— Instructions to follow —
Copy out lines with the word "name" from the material that follows.

[Rows from a figure dataset]
----------------------------------------

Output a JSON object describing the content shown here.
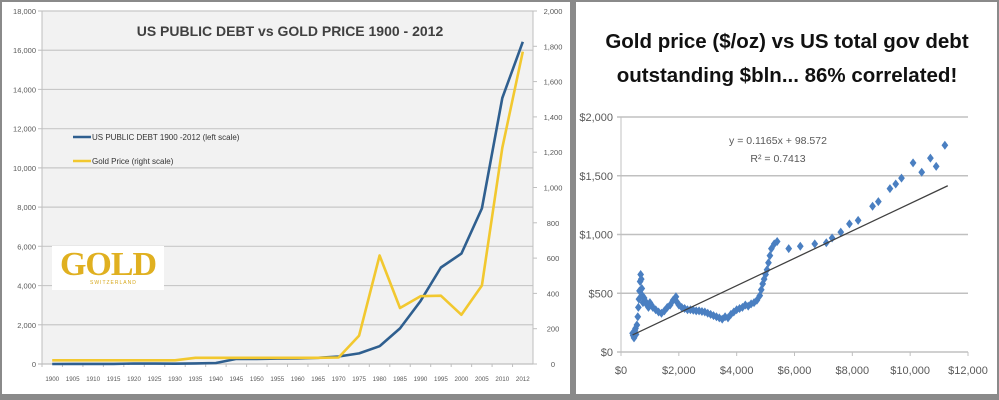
{
  "chart_data": [
    {
      "type": "line",
      "title": "US PUBLIC DEBT vs GOLD PRICE 1900 - 2012",
      "xlabel": "",
      "ylabel": "",
      "categories": [
        "1900",
        "1905",
        "1910",
        "1915",
        "1920",
        "1925",
        "1930",
        "1935",
        "1940",
        "1945",
        "1950",
        "1955",
        "1960",
        "1965",
        "1970",
        "1975",
        "1980",
        "1985",
        "1990",
        "1995",
        "2000",
        "2005",
        "2010",
        "2012"
      ],
      "y_left": {
        "ylim": [
          0,
          18000
        ],
        "ticks": [
          "0",
          "2,000",
          "4,000",
          "6,000",
          "8,000",
          "10,000",
          "12,000",
          "14,000",
          "16,000",
          "18,000"
        ]
      },
      "y_right": {
        "ylim": [
          0,
          2000
        ],
        "ticks": [
          "0",
          "200",
          "400",
          "600",
          "800",
          "1,000",
          "1,200",
          "1,400",
          "1,600",
          "1,800",
          "2,000"
        ]
      },
      "grid": true,
      "legend_placement": "left-middle",
      "series": [
        {
          "name": "US PUBLIC DEBT 1900 -2012 (left scale)",
          "axis": "left",
          "color": "#2f5f8f",
          "values": [
            2,
            3,
            3,
            3,
            24,
            21,
            16,
            29,
            51,
            259,
            257,
            273,
            286,
            317,
            381,
            542,
            909,
            1817,
            3206,
            4921,
            5629,
            7933,
            13562,
            16432
          ]
        },
        {
          "name": "Gold Price (right scale)",
          "axis": "right",
          "color": "#f2c82f",
          "values": [
            21,
            21,
            21,
            21,
            21,
            21,
            21,
            35,
            35,
            35,
            35,
            35,
            35,
            35,
            37,
            161,
            615,
            317,
            384,
            387,
            279,
            445,
            1225,
            1770
          ]
        }
      ],
      "watermark": {
        "main": "GOLD",
        "sub": "SWITZERLAND"
      }
    },
    {
      "type": "scatter",
      "title": "Gold price ($/oz) vs US total gov debt outstanding $bln... 86% correlated!",
      "title_lines": [
        "Gold price ($/oz) vs US total gov debt",
        "outstanding $bln... 86% correlated!"
      ],
      "xlabel": "",
      "ylabel": "",
      "xlim": [
        0,
        12000
      ],
      "ylim": [
        0,
        2000
      ],
      "x_ticks": [
        "$0",
        "$2,000",
        "$4,000",
        "$6,000",
        "$8,000",
        "$10,000",
        "$12,000"
      ],
      "y_ticks": [
        "$0",
        "$500",
        "$1,000",
        "$1,500",
        "$2,000"
      ],
      "grid": true,
      "marker_color": "#4a7fc1",
      "trendline": {
        "slope": 0.1165,
        "intercept": 98.572,
        "x_range": [
          400,
          11300
        ],
        "color": "#404040"
      },
      "annotations": [
        "y = 0.1165x + 98.572",
        "R² = 0.7413"
      ],
      "points": [
        [
          400,
          160
        ],
        [
          420,
          140
        ],
        [
          450,
          120
        ],
        [
          480,
          180
        ],
        [
          500,
          200
        ],
        [
          520,
          150
        ],
        [
          550,
          230
        ],
        [
          580,
          300
        ],
        [
          600,
          380
        ],
        [
          620,
          450
        ],
        [
          640,
          520
        ],
        [
          660,
          600
        ],
        [
          680,
          660
        ],
        [
          700,
          620
        ],
        [
          720,
          540
        ],
        [
          740,
          480
        ],
        [
          760,
          420
        ],
        [
          800,
          460
        ],
        [
          850,
          430
        ],
        [
          900,
          400
        ],
        [
          950,
          380
        ],
        [
          1000,
          420
        ],
        [
          1050,
          400
        ],
        [
          1100,
          380
        ],
        [
          1200,
          360
        ],
        [
          1300,
          340
        ],
        [
          1400,
          330
        ],
        [
          1500,
          350
        ],
        [
          1600,
          380
        ],
        [
          1700,
          400
        ],
        [
          1800,
          440
        ],
        [
          1900,
          470
        ],
        [
          1950,
          420
        ],
        [
          2000,
          400
        ],
        [
          2100,
          380
        ],
        [
          2200,
          370
        ],
        [
          2300,
          360
        ],
        [
          2400,
          360
        ],
        [
          2500,
          355
        ],
        [
          2600,
          350
        ],
        [
          2700,
          350
        ],
        [
          2800,
          345
        ],
        [
          2900,
          340
        ],
        [
          3000,
          330
        ],
        [
          3100,
          320
        ],
        [
          3200,
          310
        ],
        [
          3300,
          300
        ],
        [
          3400,
          290
        ],
        [
          3500,
          280
        ],
        [
          3600,
          300
        ],
        [
          3700,
          290
        ],
        [
          3800,
          320
        ],
        [
          3900,
          340
        ],
        [
          4000,
          360
        ],
        [
          4100,
          370
        ],
        [
          4200,
          380
        ],
        [
          4300,
          400
        ],
        [
          4400,
          390
        ],
        [
          4500,
          410
        ],
        [
          4600,
          420
        ],
        [
          4700,
          440
        ],
        [
          4800,
          480
        ],
        [
          4850,
          530
        ],
        [
          4900,
          580
        ],
        [
          4950,
          620
        ],
        [
          5000,
          660
        ],
        [
          5050,
          700
        ],
        [
          5100,
          760
        ],
        [
          5150,
          820
        ],
        [
          5200,
          880
        ],
        [
          5300,
          920
        ],
        [
          5400,
          940
        ],
        [
          5800,
          880
        ],
        [
          6200,
          900
        ],
        [
          6700,
          920
        ],
        [
          7100,
          930
        ],
        [
          7300,
          970
        ],
        [
          7600,
          1020
        ],
        [
          7900,
          1090
        ],
        [
          8200,
          1120
        ],
        [
          8700,
          1240
        ],
        [
          8900,
          1280
        ],
        [
          9300,
          1390
        ],
        [
          9500,
          1430
        ],
        [
          9700,
          1480
        ],
        [
          10100,
          1610
        ],
        [
          10400,
          1530
        ],
        [
          10700,
          1650
        ],
        [
          10900,
          1580
        ],
        [
          11200,
          1760
        ]
      ]
    }
  ]
}
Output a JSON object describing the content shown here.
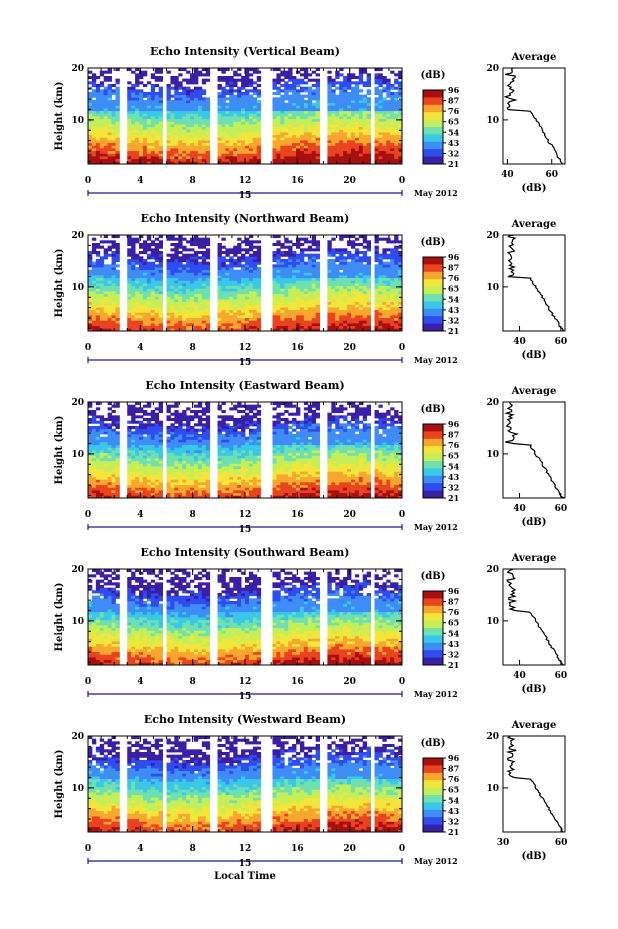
{
  "figure": {
    "date_label": "May 2012",
    "xlabel_bottom": "Local Time"
  },
  "chart_data": [
    {
      "type": "heatmap",
      "title": "Echo Intensity (Vertical Beam)",
      "ylabel": "Height (km)",
      "x_ticks": [
        "0",
        "4",
        "8",
        "12",
        "16",
        "20",
        "0"
      ],
      "y_ticks": [
        "20",
        "10"
      ],
      "xlim": [
        0,
        24
      ],
      "ylim": [
        1.5,
        20
      ],
      "day_label": "15",
      "colorbar": {
        "unit": "(dB)",
        "ticks": [
          "96",
          "87",
          "76",
          "65",
          "54",
          "43",
          "32",
          "21"
        ],
        "range": [
          21,
          96
        ]
      },
      "average": {
        "title": "Average",
        "xlabel": "(dB)",
        "x_ticks": [
          "40",
          "60"
        ],
        "y_ticks": [
          "20",
          "10"
        ],
        "xlim": [
          38,
          66
        ]
      }
    },
    {
      "type": "heatmap",
      "title": "Echo Intensity (Northward Beam)",
      "ylabel": "Height (km)",
      "x_ticks": [
        "0",
        "4",
        "8",
        "12",
        "16",
        "20",
        "0"
      ],
      "y_ticks": [
        "20",
        "10"
      ],
      "xlim": [
        0,
        24
      ],
      "ylim": [
        1.5,
        20
      ],
      "day_label": "15",
      "colorbar": {
        "unit": "(dB)",
        "ticks": [
          "96",
          "87",
          "76",
          "65",
          "54",
          "43",
          "32",
          "21"
        ],
        "range": [
          21,
          96
        ]
      },
      "average": {
        "title": "Average",
        "xlabel": "(dB)",
        "x_ticks": [
          "40",
          "60"
        ],
        "y_ticks": [
          "20",
          "10"
        ],
        "xlim": [
          32,
          62
        ]
      }
    },
    {
      "type": "heatmap",
      "title": "Echo Intensity (Eastward Beam)",
      "ylabel": "Height (km)",
      "x_ticks": [
        "0",
        "4",
        "8",
        "12",
        "16",
        "20",
        "0"
      ],
      "y_ticks": [
        "20",
        "10"
      ],
      "xlim": [
        0,
        24
      ],
      "ylim": [
        1.5,
        20
      ],
      "day_label": "15",
      "colorbar": {
        "unit": "(dB)",
        "ticks": [
          "96",
          "87",
          "76",
          "65",
          "54",
          "43",
          "32",
          "21"
        ],
        "range": [
          21,
          96
        ]
      },
      "average": {
        "title": "Average",
        "xlabel": "(dB)",
        "x_ticks": [
          "40",
          "60"
        ],
        "y_ticks": [
          "20",
          "10"
        ],
        "xlim": [
          32,
          62
        ]
      }
    },
    {
      "type": "heatmap",
      "title": "Echo Intensity (Southward Beam)",
      "ylabel": "Height (km)",
      "x_ticks": [
        "0",
        "4",
        "8",
        "12",
        "16",
        "20",
        "0"
      ],
      "y_ticks": [
        "20",
        "10"
      ],
      "xlim": [
        0,
        24
      ],
      "ylim": [
        1.5,
        20
      ],
      "day_label": "15",
      "colorbar": {
        "unit": "(dB)",
        "ticks": [
          "96",
          "87",
          "76",
          "65",
          "54",
          "43",
          "32",
          "21"
        ],
        "range": [
          21,
          96
        ]
      },
      "average": {
        "title": "Average",
        "xlabel": "(dB)",
        "x_ticks": [
          "40",
          "60"
        ],
        "y_ticks": [
          "20",
          "10"
        ],
        "xlim": [
          32,
          62
        ]
      }
    },
    {
      "type": "heatmap",
      "title": "Echo Intensity (Westward Beam)",
      "ylabel": "Height (km)",
      "x_ticks": [
        "0",
        "4",
        "8",
        "12",
        "16",
        "20",
        "0"
      ],
      "y_ticks": [
        "20",
        "10"
      ],
      "xlim": [
        0,
        24
      ],
      "ylim": [
        1.5,
        20
      ],
      "day_label": "15",
      "colorbar": {
        "unit": "(dB)",
        "ticks": [
          "96",
          "87",
          "76",
          "65",
          "54",
          "43",
          "32",
          "21"
        ],
        "range": [
          21,
          96
        ]
      },
      "average": {
        "title": "Average",
        "xlabel": "(dB)",
        "x_ticks": [
          "30",
          "60"
        ],
        "y_ticks": [
          "20",
          "10"
        ],
        "xlim": [
          30,
          62
        ]
      }
    }
  ],
  "gaps_hours": [
    [
      2.4,
      2.9
    ],
    [
      5.6,
      6.0
    ],
    [
      9.4,
      9.8
    ],
    [
      13.2,
      14.0
    ],
    [
      17.6,
      18.3
    ],
    [
      21.6,
      22.0
    ]
  ],
  "colormap": [
    "#3a1fa6",
    "#2f4cf0",
    "#3e8cf5",
    "#39c8e8",
    "#6fe0b0",
    "#c2ef5a",
    "#f3e63a",
    "#f8a72e",
    "#e9441f",
    "#a81010"
  ]
}
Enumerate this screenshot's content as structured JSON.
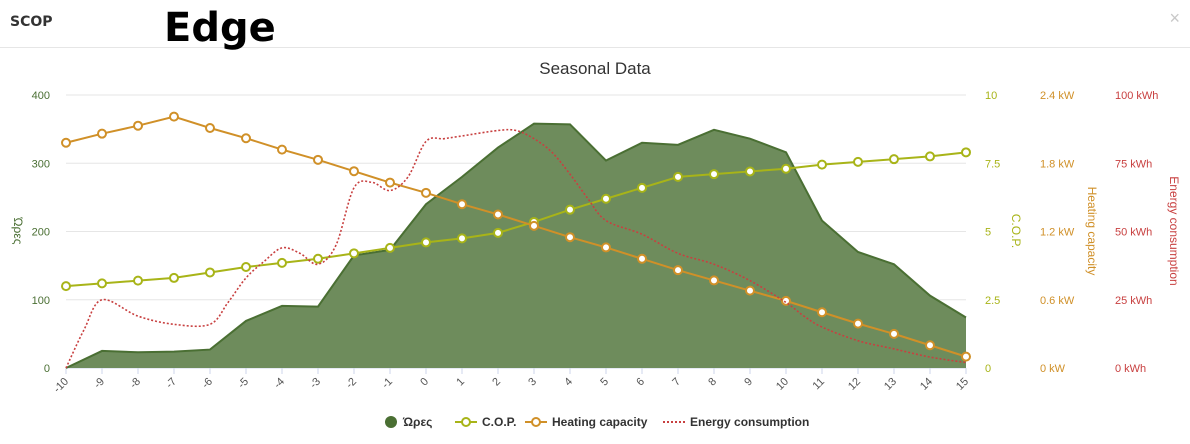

----------------------------------------

— Completed exercise —
          "name": "US PUBLIC DEBT 1900 -2012 (left scale)",
          "name": "Gold Price (right scale)",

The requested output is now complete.